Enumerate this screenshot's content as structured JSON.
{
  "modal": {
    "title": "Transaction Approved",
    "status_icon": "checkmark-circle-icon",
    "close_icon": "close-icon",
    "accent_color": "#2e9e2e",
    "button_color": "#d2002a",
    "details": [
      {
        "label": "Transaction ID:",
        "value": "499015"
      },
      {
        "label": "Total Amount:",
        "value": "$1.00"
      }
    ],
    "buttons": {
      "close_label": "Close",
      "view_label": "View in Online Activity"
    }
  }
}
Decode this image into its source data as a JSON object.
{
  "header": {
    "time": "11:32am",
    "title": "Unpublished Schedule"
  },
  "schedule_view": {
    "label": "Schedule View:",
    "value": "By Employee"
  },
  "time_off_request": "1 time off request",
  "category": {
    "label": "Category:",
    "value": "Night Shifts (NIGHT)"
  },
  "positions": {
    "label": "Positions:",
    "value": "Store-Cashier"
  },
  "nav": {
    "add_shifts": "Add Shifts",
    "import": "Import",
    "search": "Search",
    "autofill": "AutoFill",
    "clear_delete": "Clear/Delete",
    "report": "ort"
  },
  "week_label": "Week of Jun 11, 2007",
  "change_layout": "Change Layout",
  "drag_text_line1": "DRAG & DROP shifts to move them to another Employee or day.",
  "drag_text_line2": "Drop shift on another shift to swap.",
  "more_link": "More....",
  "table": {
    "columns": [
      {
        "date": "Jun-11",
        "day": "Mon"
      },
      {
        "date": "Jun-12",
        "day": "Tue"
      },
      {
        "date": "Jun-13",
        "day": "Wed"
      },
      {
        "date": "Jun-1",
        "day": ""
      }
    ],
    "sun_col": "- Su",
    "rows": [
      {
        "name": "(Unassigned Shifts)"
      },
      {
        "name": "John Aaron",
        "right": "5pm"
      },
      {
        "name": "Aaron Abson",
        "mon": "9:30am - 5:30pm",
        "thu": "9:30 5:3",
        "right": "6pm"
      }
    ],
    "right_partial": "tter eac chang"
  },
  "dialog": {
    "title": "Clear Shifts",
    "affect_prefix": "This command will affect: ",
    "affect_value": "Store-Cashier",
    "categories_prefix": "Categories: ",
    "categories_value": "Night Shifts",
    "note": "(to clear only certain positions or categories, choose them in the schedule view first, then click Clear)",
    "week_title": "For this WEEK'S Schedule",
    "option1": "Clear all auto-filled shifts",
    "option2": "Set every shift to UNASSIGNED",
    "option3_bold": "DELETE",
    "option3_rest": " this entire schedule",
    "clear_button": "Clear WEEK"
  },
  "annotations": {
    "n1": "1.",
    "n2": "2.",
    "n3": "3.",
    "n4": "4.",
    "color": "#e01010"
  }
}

▶ **WHAT NEEDS TO BE DONE**: All of the data shown above must be copied exactly.

▶ **TASK OUTPUT**:
Enumerate this screenshot's content as structured JSON.
{
  "modal": {
    "title": "Transaction Approved",
    "status_icon": "checkmark-circle-icon",
    "close_icon": "close-icon",
    "accent_color": "#2e9e2e",
    "button_color": "#d2002a",
    "details": [
      {
        "label": "Transaction ID:",
        "value": "499015"
      },
      {
        "label": "Total Amount:",
        "value": "$1.00"
      }
    ],
    "buttons": {
      "close_label": "Close",
      "view_label": "View in Online Activity"
    }
  }
}
Decode this image into its source data as a JSON object.
{
  "header": {
    "time": "11:32am",
    "title": "Unpublished Schedule"
  },
  "schedule_view": {
    "label": "Schedule View:",
    "value": "By Employee"
  },
  "time_off_request": "1 time off request",
  "category": {
    "label": "Category:",
    "value": "Night Shifts (NIGHT)"
  },
  "positions": {
    "label": "Positions:",
    "value": "Store-Cashier"
  },
  "nav": {
    "add_shifts": "Add Shifts",
    "import": "Import",
    "search": "Search",
    "autofill": "AutoFill",
    "clear_delete": "Clear/Delete",
    "report": "ort"
  },
  "week_label": "Week of Jun 11, 2007",
  "change_layout": "Change Layout",
  "drag_text_line1": "DRAG & DROP shifts to move them to another Employee or day.",
  "drag_text_line2": "Drop shift on another shift to swap.",
  "more_link": "More....",
  "table": {
    "columns": [
      {
        "date": "Jun-11",
        "day": "Mon"
      },
      {
        "date": "Jun-12",
        "day": "Tue"
      },
      {
        "date": "Jun-13",
        "day": "Wed"
      },
      {
        "date": "Jun-1",
        "day": ""
      }
    ],
    "sun_col": "- Su",
    "rows": [
      {
        "name": "(Unassigned Shifts)"
      },
      {
        "name": "John Aaron",
        "right": "5pm"
      },
      {
        "name": "Aaron Abson",
        "mon": "9:30am - 5:30pm",
        "thu": "9:30 5:3",
        "right": "6pm"
      }
    ],
    "right_partial": "tter eac chang"
  },
  "dialog": {
    "title": "Clear Shifts",
    "affect_prefix": "This command will affect: ",
    "affect_value": "Store-Cashier",
    "categories_prefix": "Categories: ",
    "categories_value": "Night Shifts",
    "note": "(to clear only certain positions or categories, choose them in the schedule view first, then click Clear)",
    "week_title": "For this WEEK'S Schedule",
    "option1": "Clear all auto-filled shifts",
    "option2": "Set every shift to UNASSIGNED",
    "option3_bold": "DELETE",
    "option3_rest": " this entire schedule",
    "clear_button": "Clear WEEK"
  },
  "annotations": {
    "n1": "1.",
    "n2": "2.",
    "n3": "3.",
    "n4": "4.",
    "color": "#e01010"
  }
}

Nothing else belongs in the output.